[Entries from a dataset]

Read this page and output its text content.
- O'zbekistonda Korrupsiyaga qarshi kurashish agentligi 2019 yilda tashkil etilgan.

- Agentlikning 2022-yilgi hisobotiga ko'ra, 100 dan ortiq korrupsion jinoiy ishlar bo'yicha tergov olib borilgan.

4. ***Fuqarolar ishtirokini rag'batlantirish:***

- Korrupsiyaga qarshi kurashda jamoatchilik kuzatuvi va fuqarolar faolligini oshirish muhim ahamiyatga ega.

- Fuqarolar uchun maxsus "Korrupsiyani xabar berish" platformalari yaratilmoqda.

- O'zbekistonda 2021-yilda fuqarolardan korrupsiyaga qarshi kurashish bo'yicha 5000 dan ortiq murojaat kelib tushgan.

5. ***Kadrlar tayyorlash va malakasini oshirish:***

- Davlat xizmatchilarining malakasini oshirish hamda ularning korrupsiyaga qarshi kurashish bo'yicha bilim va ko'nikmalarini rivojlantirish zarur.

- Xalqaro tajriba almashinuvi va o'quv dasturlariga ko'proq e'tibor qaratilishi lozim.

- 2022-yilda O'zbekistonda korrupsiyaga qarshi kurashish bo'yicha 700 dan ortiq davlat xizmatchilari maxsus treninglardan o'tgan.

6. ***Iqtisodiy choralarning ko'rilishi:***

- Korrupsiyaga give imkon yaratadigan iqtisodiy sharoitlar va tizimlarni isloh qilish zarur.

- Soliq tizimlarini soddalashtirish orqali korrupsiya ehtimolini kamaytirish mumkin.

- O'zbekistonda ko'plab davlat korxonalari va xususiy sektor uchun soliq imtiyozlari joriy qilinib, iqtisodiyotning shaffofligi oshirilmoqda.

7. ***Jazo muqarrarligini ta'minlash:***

### PROBLEM TO SOLVE
Search the lines above for the string "malakasini" and copy each line that has it.

### PROBLEM SOLUTION
5. ***Kadrlar tayyorlash va malakasini oshirish:***
- Davlat xizmatchilarining malakasini oshirish hamda ularning korrupsiyaga qarshi kurashish bo'yicha bilim va ko'nikmalarini rivojlantirish zarur.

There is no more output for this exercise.